[Stored entries]
|---|

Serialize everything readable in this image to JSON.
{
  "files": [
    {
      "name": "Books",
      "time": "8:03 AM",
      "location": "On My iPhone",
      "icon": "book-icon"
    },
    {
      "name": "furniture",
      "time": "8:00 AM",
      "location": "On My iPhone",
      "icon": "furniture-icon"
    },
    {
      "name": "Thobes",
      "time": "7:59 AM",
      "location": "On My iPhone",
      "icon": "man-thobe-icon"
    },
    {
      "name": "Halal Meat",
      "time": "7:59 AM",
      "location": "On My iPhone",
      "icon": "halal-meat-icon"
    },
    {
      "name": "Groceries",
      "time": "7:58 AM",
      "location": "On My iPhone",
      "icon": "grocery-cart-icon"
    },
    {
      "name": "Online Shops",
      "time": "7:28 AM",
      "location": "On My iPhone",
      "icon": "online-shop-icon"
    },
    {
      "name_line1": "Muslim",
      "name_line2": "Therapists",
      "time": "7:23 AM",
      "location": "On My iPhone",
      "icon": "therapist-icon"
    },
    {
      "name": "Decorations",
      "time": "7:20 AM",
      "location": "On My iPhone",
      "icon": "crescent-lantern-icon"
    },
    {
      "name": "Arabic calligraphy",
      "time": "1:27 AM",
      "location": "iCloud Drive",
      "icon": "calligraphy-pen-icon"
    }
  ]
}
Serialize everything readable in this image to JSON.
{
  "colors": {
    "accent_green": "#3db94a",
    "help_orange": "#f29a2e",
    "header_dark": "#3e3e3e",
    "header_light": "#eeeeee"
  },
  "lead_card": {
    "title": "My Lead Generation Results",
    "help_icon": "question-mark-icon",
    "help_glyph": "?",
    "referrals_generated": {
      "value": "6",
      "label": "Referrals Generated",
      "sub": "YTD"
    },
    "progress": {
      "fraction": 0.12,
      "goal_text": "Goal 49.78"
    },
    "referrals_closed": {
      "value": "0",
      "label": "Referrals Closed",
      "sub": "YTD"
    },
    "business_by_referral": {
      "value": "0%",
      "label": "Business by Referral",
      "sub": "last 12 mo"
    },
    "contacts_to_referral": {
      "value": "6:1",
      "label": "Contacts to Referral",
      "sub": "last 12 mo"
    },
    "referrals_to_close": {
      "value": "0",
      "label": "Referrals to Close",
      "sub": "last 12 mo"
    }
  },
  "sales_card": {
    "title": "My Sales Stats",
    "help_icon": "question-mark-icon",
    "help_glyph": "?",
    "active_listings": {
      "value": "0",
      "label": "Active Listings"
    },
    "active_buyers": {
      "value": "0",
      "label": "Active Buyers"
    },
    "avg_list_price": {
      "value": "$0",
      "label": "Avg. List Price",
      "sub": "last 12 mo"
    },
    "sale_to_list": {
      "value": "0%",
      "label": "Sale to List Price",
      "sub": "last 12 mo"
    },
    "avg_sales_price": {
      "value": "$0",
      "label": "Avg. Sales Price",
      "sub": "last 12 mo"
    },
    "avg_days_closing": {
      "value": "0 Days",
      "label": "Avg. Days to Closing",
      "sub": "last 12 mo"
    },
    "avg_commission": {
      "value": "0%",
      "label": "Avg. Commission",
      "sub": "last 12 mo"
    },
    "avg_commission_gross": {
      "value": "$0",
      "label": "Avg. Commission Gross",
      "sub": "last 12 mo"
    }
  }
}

|---|

#### [JOB]
Repeat the data in its entirety, character for character.

#### [ANSWER TO THIS PROBLEM]
Serialize everything readable in this image to JSON.
{
  "files": [
    {
      "name": "Books",
      "time": "8:03 AM",
      "location": "On My iPhone",
      "icon": "book-icon"
    },
    {
      "name": "furniture",
      "time": "8:00 AM",
      "location": "On My iPhone",
      "icon": "furniture-icon"
    },
    {
      "name": "Thobes",
      "time": "7:59 AM",
      "location": "On My iPhone",
      "icon": "man-thobe-icon"
    },
    {
      "name": "Halal Meat",
      "time": "7:59 AM",
      "location": "On My iPhone",
      "icon": "halal-meat-icon"
    },
    {
      "name": "Groceries",
      "time": "7:58 AM",
      "location": "On My iPhone",
      "icon": "grocery-cart-icon"
    },
    {
      "name": "Online Shops",
      "time": "7:28 AM",
      "location": "On My iPhone",
      "icon": "online-shop-icon"
    },
    {
      "name_line1": "Muslim",
      "name_line2": "Therapists",
      "time": "7:23 AM",
      "location": "On My iPhone",
      "icon": "therapist-icon"
    },
    {
      "name": "Decorations",
      "time": "7:20 AM",
      "location": "On My iPhone",
      "icon": "crescent-lantern-icon"
    },
    {
      "name": "Arabic calligraphy",
      "time": "1:27 AM",
      "location": "iCloud Drive",
      "icon": "calligraphy-pen-icon"
    }
  ]
}
Serialize everything readable in this image to JSON.
{
  "colors": {
    "accent_green": "#3db94a",
    "help_orange": "#f29a2e",
    "header_dark": "#3e3e3e",
    "header_light": "#eeeeee"
  },
  "lead_card": {
    "title": "My Lead Generation Results",
    "help_icon": "question-mark-icon",
    "help_glyph": "?",
    "referrals_generated": {
      "value": "6",
      "label": "Referrals Generated",
      "sub": "YTD"
    },
    "progress": {
      "fraction": 0.12,
      "goal_text": "Goal 49.78"
    },
    "referrals_closed": {
      "value": "0",
      "label": "Referrals Closed",
      "sub": "YTD"
    },
    "business_by_referral": {
      "value": "0%",
      "label": "Business by Referral",
      "sub": "last 12 mo"
    },
    "contacts_to_referral": {
      "value": "6:1",
      "label": "Contacts to Referral",
      "sub": "last 12 mo"
    },
    "referrals_to_close": {
      "value": "0",
      "label": "Referrals to Close",
      "sub": "last 12 mo"
    }
  },
  "sales_card": {
    "title": "My Sales Stats",
    "help_icon": "question-mark-icon",
    "help_glyph": "?",
    "active_listings": {
      "value": "0",
      "label": "Active Listings"
    },
    "active_buyers": {
      "value": "0",
      "label": "Active Buyers"
    },
    "avg_list_price": {
      "value": "$0",
      "label": "Avg. List Price",
      "sub": "last 12 mo"
    },
    "sale_to_list": {
      "value": "0%",
      "label": "Sale to List Price",
      "sub": "last 12 mo"
    },
    "avg_sales_price": {
      "value": "$0",
      "label": "Avg. Sales Price",
      "sub": "last 12 mo"
    },
    "avg_days_closing": {
      "value": "0 Days",
      "label": "Avg. Days to Closing",
      "sub": "last 12 mo"
    },
    "avg_commission": {
      "value": "0%",
      "label": "Avg. Commission",
      "sub": "last 12 mo"
    },
    "avg_commission_gross": {
      "value": "$0",
      "label": "Avg. Commission Gross",
      "sub": "last 12 mo"
    }
  }
}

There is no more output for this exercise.